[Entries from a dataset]
+--

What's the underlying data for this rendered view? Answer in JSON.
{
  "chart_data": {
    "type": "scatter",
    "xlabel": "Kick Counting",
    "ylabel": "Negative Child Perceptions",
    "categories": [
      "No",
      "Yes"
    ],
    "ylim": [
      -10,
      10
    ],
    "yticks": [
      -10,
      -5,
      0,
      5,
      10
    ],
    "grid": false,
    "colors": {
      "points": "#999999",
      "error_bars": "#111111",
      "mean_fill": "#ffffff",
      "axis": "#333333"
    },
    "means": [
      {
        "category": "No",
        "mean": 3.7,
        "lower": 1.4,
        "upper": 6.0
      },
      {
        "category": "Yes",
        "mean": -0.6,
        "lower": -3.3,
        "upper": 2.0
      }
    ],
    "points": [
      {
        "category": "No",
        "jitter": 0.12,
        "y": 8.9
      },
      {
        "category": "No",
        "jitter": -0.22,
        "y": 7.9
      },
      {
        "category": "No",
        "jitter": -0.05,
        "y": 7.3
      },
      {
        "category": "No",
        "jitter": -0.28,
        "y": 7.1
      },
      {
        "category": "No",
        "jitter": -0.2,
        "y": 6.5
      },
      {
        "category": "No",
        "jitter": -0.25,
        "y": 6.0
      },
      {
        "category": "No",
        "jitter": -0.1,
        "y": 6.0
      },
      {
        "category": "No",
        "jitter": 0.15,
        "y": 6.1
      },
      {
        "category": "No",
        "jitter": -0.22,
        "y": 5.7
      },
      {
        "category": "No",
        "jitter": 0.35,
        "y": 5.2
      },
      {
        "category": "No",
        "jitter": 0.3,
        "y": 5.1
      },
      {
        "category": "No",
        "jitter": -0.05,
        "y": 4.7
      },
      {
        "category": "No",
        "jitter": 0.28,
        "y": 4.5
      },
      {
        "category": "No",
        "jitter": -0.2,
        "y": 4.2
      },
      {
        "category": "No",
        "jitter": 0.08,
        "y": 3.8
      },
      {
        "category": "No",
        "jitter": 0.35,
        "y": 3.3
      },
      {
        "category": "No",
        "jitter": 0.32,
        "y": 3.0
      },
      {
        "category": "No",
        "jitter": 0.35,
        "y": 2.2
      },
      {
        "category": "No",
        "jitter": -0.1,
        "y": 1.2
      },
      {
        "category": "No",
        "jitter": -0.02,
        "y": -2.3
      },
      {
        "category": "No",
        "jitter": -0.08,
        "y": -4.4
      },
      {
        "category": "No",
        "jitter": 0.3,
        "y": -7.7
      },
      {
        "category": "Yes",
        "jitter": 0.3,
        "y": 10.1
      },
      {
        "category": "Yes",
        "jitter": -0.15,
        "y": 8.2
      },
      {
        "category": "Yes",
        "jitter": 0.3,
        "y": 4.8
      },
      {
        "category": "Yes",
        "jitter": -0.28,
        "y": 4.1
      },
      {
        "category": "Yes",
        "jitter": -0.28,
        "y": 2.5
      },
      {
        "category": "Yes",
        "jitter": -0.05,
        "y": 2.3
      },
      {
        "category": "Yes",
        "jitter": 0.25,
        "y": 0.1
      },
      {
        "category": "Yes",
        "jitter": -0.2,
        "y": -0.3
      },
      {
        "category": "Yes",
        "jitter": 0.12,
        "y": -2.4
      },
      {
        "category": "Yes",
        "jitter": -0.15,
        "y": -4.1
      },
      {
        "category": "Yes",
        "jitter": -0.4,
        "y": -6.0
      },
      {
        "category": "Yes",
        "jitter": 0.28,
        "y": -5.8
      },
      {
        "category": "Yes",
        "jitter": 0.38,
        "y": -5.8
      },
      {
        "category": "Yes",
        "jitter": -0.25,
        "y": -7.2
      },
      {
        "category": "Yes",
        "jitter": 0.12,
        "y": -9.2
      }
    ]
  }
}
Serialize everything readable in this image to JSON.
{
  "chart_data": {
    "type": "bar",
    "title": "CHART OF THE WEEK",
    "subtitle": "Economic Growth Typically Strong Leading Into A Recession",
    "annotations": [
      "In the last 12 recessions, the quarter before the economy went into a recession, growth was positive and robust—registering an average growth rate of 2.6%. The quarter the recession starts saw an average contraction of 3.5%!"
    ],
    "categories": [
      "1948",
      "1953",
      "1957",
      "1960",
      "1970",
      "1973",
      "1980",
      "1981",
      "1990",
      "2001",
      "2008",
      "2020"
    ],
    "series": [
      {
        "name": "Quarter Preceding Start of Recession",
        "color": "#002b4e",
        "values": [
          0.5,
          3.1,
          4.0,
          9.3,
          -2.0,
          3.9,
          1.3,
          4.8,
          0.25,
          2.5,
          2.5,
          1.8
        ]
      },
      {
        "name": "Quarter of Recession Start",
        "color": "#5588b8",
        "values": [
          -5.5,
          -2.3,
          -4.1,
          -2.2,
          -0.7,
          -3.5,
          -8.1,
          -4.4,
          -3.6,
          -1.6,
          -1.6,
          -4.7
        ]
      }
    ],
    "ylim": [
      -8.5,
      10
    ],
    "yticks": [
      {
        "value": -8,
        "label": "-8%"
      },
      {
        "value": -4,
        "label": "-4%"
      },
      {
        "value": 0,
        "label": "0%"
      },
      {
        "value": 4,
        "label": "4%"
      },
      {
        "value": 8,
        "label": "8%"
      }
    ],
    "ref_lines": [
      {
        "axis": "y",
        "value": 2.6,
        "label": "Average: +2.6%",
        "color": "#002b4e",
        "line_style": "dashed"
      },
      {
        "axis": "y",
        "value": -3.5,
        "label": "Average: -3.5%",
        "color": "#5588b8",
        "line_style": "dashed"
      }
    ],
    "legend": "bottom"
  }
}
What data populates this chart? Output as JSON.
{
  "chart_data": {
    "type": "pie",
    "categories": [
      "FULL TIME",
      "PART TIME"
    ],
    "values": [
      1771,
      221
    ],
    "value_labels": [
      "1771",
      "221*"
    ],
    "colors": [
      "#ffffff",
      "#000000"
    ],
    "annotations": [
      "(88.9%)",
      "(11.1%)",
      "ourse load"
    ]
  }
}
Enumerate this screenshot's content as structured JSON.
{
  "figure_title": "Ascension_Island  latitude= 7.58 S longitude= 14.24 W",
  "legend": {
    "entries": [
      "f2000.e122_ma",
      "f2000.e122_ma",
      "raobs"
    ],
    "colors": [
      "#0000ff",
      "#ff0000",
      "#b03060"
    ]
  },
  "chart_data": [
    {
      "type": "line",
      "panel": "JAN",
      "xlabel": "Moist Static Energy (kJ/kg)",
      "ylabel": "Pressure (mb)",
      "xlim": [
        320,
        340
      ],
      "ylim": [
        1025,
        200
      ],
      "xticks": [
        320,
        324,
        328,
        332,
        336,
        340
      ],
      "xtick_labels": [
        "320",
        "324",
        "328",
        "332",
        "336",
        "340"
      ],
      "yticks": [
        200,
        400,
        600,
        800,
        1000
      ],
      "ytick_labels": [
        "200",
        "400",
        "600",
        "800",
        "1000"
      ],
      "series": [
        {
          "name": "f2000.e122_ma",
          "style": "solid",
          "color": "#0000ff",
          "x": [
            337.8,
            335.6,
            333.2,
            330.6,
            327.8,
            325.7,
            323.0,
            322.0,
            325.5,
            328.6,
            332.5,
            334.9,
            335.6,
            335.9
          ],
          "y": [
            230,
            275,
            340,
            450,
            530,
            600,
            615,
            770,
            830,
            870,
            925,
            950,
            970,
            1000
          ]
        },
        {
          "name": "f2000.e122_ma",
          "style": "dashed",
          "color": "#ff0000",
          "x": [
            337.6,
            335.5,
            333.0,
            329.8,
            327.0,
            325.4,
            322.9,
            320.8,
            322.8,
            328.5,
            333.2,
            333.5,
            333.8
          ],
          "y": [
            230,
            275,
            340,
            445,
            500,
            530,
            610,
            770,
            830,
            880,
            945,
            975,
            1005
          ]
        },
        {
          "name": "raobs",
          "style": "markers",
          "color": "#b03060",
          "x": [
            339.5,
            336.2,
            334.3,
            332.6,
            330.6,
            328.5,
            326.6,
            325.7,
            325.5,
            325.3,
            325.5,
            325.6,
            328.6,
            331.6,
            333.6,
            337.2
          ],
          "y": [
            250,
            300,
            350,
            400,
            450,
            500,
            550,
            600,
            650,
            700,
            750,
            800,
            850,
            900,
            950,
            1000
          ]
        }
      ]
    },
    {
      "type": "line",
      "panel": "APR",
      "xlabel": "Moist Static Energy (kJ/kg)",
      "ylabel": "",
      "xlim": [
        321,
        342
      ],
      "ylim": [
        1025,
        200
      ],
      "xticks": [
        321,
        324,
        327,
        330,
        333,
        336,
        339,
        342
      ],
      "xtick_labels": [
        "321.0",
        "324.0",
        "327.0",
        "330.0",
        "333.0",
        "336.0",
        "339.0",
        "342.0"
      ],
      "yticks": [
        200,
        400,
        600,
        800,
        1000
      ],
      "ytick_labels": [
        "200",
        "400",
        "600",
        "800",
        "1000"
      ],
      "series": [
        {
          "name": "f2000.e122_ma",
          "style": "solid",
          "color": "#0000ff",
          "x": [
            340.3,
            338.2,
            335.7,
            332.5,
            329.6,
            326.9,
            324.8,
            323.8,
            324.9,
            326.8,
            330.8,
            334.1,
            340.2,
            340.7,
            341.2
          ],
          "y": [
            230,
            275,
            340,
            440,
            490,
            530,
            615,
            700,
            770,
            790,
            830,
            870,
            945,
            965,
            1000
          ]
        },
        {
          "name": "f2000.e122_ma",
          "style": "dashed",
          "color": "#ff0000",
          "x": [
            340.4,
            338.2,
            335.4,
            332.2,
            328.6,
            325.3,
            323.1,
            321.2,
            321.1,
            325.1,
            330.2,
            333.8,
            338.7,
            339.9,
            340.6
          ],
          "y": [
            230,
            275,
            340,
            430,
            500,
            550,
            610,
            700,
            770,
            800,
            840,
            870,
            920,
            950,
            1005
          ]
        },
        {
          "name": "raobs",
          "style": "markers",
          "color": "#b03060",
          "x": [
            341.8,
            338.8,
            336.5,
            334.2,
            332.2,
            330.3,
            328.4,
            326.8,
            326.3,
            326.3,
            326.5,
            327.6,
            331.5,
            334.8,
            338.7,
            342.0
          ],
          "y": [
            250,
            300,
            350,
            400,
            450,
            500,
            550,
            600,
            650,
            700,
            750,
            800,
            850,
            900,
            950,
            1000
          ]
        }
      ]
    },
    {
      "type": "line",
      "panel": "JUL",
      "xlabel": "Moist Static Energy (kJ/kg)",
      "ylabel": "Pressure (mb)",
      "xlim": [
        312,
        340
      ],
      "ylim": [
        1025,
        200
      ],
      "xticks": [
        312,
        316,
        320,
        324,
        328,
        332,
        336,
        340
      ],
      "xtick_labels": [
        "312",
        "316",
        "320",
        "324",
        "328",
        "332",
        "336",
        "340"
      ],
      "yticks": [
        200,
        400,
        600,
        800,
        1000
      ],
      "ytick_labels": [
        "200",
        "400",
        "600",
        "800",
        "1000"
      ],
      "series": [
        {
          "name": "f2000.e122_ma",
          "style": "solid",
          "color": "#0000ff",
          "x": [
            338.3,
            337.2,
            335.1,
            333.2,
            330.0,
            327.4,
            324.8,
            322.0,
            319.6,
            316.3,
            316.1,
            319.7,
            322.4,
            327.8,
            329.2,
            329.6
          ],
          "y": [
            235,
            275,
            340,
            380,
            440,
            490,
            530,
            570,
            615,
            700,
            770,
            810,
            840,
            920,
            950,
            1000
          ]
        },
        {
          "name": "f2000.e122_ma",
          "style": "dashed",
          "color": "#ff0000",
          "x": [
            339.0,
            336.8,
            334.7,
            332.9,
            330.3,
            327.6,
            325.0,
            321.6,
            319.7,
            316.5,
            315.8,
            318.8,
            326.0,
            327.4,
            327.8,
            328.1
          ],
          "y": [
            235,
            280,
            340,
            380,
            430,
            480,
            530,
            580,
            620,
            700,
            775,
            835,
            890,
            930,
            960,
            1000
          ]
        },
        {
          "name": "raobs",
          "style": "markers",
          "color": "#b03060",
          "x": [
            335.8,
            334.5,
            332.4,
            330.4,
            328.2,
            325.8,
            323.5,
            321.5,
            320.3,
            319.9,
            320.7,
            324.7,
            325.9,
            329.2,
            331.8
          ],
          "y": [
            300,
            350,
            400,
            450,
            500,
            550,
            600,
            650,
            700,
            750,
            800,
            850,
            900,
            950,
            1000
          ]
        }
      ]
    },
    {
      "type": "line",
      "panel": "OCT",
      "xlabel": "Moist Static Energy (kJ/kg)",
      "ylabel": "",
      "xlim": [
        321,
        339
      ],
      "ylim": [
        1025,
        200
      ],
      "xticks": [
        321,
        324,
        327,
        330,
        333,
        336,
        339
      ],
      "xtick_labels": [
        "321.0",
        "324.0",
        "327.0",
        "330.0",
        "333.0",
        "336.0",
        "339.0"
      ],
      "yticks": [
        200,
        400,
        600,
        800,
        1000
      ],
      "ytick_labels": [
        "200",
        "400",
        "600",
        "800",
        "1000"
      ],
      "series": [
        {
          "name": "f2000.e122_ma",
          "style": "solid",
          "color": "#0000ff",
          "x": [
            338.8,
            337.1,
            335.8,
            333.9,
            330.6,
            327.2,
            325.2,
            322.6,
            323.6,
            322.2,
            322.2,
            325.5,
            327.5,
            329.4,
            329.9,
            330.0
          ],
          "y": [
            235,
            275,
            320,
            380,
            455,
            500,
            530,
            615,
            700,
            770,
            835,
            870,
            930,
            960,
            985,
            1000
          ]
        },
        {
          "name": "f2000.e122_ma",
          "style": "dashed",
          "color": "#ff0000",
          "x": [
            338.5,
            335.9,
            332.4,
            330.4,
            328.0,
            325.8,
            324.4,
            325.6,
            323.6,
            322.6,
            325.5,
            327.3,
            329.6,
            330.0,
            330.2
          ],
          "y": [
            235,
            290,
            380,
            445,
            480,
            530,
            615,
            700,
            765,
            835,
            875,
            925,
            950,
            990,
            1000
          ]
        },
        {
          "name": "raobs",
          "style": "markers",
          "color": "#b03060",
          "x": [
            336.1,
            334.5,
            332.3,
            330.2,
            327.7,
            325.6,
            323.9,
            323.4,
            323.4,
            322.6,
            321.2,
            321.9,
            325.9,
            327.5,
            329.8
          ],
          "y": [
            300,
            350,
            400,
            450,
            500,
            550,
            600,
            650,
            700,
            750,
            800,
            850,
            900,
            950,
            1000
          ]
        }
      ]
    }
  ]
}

+--

**EXERCISE GOAL**. Using the listing above, return all lines where the word "JSON" occurs.

**RESULT**.
What's the underlying data for this rendered view? Answer in JSON.
Serialize everything readable in this image to JSON.
What data populates this chart? Output as JSON.
Enumerate this screenshot's content as structured JSON.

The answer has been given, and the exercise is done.